### SUPPLIED MATERIAL
+-------+

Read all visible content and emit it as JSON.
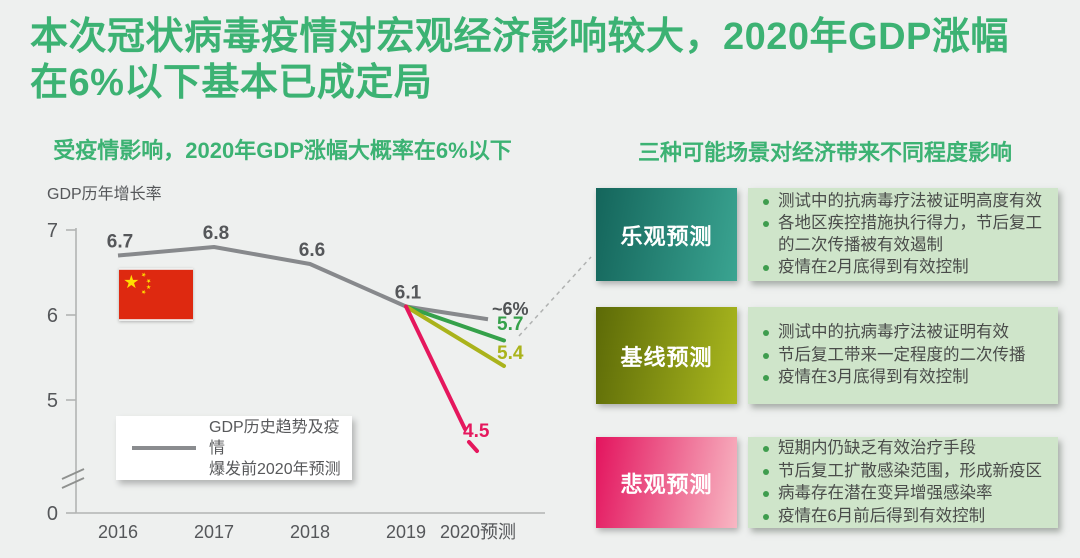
{
  "colors": {
    "accent_green": "#3cb273",
    "background": "#eef0ef",
    "panel_green": "#cfe5ca",
    "bullet_dot": "#3f9d4e",
    "axis": "#b2b4b3",
    "tick_text": "#55575a",
    "dashed_connector": "#b0b2b1"
  },
  "title": {
    "line1": "本次冠状病毒疫情对宏观经济影响较大，2020年GDP涨幅",
    "line2": "在6%以下基本已成定局"
  },
  "chart_data": {
    "type": "line",
    "title": "受疫情影响，2020年GDP涨幅大概率在6%以下",
    "ylabel": "GDP历年增长率",
    "categories": [
      "2016",
      "2017",
      "2018",
      "2019",
      "2020预测"
    ],
    "yticks": [
      "7",
      "6",
      "5",
      "0"
    ],
    "axis_break": true,
    "series": [
      {
        "name": "GDP历史趋势及疫情爆发前2020年预测",
        "role": "history",
        "color": "#87898c",
        "years": [
          2016,
          2017,
          2018,
          2019
        ],
        "values": [
          6.7,
          6.8,
          6.6,
          6.1
        ],
        "point_labels": [
          "6.7",
          "6.8",
          "6.6",
          "6.1"
        ],
        "forecast_2020": {
          "value": 5.95,
          "label": "~6%",
          "label_color": "#4f5254"
        }
      },
      {
        "name": "乐观预测",
        "color": "#35a14a",
        "from_year": 2019,
        "from_value": 6.1,
        "value_2020": 5.7,
        "label": "5.7"
      },
      {
        "name": "基线预测",
        "color": "#aab31b",
        "from_year": 2019,
        "from_value": 6.1,
        "value_2020": 5.4,
        "label": "5.4"
      },
      {
        "name": "悲观预测",
        "color": "#e5175d",
        "from_year": 2019,
        "from_value": 6.1,
        "value_2020": 4.5,
        "label": "4.5"
      }
    ],
    "legend": {
      "line1": "GDP历史趋势及疫情",
      "line2": "爆发前2020年预测"
    }
  },
  "flag": {
    "field": "#de2910",
    "stars": "#ffde00"
  },
  "scenarios": {
    "heading": "三种可能场景对经济带来不同程度影响",
    "items": [
      {
        "label": "乐观预测",
        "gradient": [
          "#14655b",
          "#3aa491"
        ],
        "bullets": [
          "测试中的抗病毒疗法被证明高度有效",
          "各地区疾控措施执行得力，节后复工的二次传播被有效遏制",
          "疫情在2月底得到有效控制"
        ]
      },
      {
        "label": "基线预测",
        "gradient": [
          "#5c6a07",
          "#abb91f"
        ],
        "bullets": [
          "测试中的抗病毒疗法被证明有效",
          "节后复工带来一定程度的二次传播",
          "疫情在3月底得到有效控制"
        ]
      },
      {
        "label": "悲观预测",
        "gradient": [
          "#e3145e",
          "#f8b7c3"
        ],
        "bullets": [
          "短期内仍缺乏有效治疗手段",
          "节后复工扩散感染范围，形成新疫区",
          "病毒存在潜在变异增强感染率",
          "疫情在6月前后得到有效控制"
        ]
      }
    ]
  }
}
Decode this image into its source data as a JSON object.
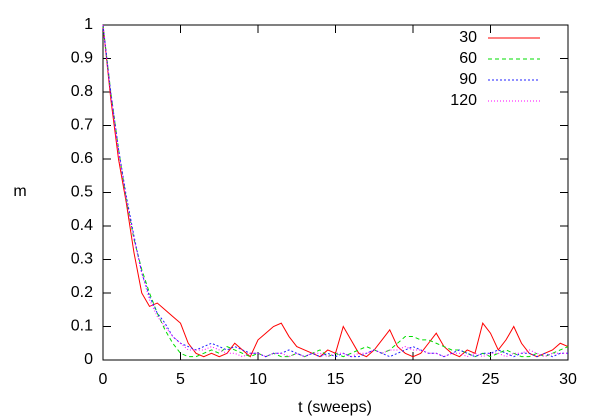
{
  "chart_data": {
    "type": "line",
    "x_label": "t (sweeps)",
    "y_label": "m",
    "xlim": [
      0,
      30
    ],
    "ylim": [
      0,
      1
    ],
    "xticks": [
      0,
      5,
      10,
      15,
      20,
      25,
      30
    ],
    "yticks": [
      0,
      0.1,
      0.2,
      0.3,
      0.4,
      0.5,
      0.6,
      0.7,
      0.8,
      0.9,
      1
    ],
    "grid": false,
    "legend": "top-right",
    "x": [
      0,
      0.5,
      1,
      1.5,
      2,
      2.5,
      3,
      3.5,
      4,
      4.5,
      5,
      5.5,
      6,
      6.5,
      7,
      7.5,
      8,
      8.5,
      9,
      9.5,
      10,
      10.5,
      11,
      11.5,
      12,
      12.5,
      13,
      13.5,
      14,
      14.5,
      15,
      15.5,
      16,
      16.5,
      17,
      17.5,
      18,
      18.5,
      19,
      19.5,
      20,
      20.5,
      21,
      21.5,
      22,
      22.5,
      23,
      23.5,
      24,
      24.5,
      25,
      25.5,
      26,
      26.5,
      27,
      27.5,
      28,
      28.5,
      29,
      29.5,
      30
    ],
    "series": [
      {
        "name": "30",
        "color": "#ff0000",
        "dash": "none",
        "values": [
          1,
          0.78,
          0.6,
          0.47,
          0.32,
          0.2,
          0.16,
          0.17,
          0.15,
          0.13,
          0.11,
          0.05,
          0.02,
          0.01,
          0.02,
          0.01,
          0.02,
          0.05,
          0.03,
          0.01,
          0.06,
          0.08,
          0.1,
          0.11,
          0.07,
          0.04,
          0.03,
          0.02,
          0.01,
          0.03,
          0.02,
          0.1,
          0.06,
          0.02,
          0.01,
          0.03,
          0.06,
          0.09,
          0.04,
          0.02,
          0.01,
          0.02,
          0.05,
          0.08,
          0.04,
          0.02,
          0.01,
          0.03,
          0.02,
          0.11,
          0.08,
          0.03,
          0.06,
          0.1,
          0.05,
          0.02,
          0.01,
          0.02,
          0.03,
          0.05,
          0.04
        ]
      },
      {
        "name": "60",
        "color": "#00dd00",
        "dash": "4,3",
        "values": [
          1,
          0.8,
          0.63,
          0.48,
          0.36,
          0.27,
          0.2,
          0.14,
          0.09,
          0.05,
          0.02,
          0.01,
          0.01,
          0.02,
          0.03,
          0.02,
          0.04,
          0.03,
          0.02,
          0.01,
          0.02,
          0.01,
          0.02,
          0.01,
          0.01,
          0.02,
          0.01,
          0.02,
          0.03,
          0.01,
          0.02,
          0.01,
          0.02,
          0.03,
          0.04,
          0.03,
          0.02,
          0.03,
          0.05,
          0.07,
          0.07,
          0.06,
          0.06,
          0.05,
          0.04,
          0.03,
          0.03,
          0.02,
          0.01,
          0.02,
          0.01,
          0.02,
          0.03,
          0.02,
          0.01,
          0.01,
          0.02,
          0.01,
          0.02,
          0.03,
          0.04
        ]
      },
      {
        "name": "90",
        "color": "#2020ff",
        "dash": "2,2",
        "values": [
          1,
          0.8,
          0.63,
          0.49,
          0.37,
          0.26,
          0.19,
          0.14,
          0.11,
          0.07,
          0.05,
          0.04,
          0.03,
          0.04,
          0.05,
          0.04,
          0.03,
          0.04,
          0.03,
          0.02,
          0.02,
          0.01,
          0.02,
          0.02,
          0.03,
          0.02,
          0.01,
          0.02,
          0.01,
          0.02,
          0.01,
          0.02,
          0.01,
          0.01,
          0.02,
          0.03,
          0.02,
          0.01,
          0.02,
          0.03,
          0.04,
          0.03,
          0.02,
          0.02,
          0.01,
          0.02,
          0.03,
          0.02,
          0.01,
          0.02,
          0.02,
          0.03,
          0.02,
          0.01,
          0.02,
          0.02,
          0.01,
          0.02,
          0.01,
          0.02,
          0.02
        ]
      },
      {
        "name": "120",
        "color": "#ff00ff",
        "dash": "1,2",
        "values": [
          1,
          0.79,
          0.62,
          0.48,
          0.36,
          0.26,
          0.18,
          0.13,
          0.1,
          0.07,
          0.05,
          0.03,
          0.03,
          0.03,
          0.04,
          0.03,
          0.02,
          0.02,
          0.01,
          0.02,
          0.02,
          0.01,
          0.02,
          0.02,
          0.01,
          0.02,
          0.01,
          0.02,
          0.02,
          0.01,
          0.02,
          0.02,
          0.01,
          0.02,
          0.02,
          0.03,
          0.02,
          0.03,
          0.03,
          0.04,
          0.03,
          0.03,
          0.02,
          0.02,
          0.01,
          0.02,
          0.02,
          0.01,
          0.02,
          0.01,
          0.02,
          0.02,
          0.01,
          0.02,
          0.02,
          0.03,
          0.02,
          0.01,
          0.02,
          0.02,
          0.02
        ]
      }
    ]
  }
}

+-------+

Among the lines of the data, identify those with the word "title". Copy each of them.

  "title": {
    "title": "受疫情影响，2020年GDP涨幅大概率在6%以下",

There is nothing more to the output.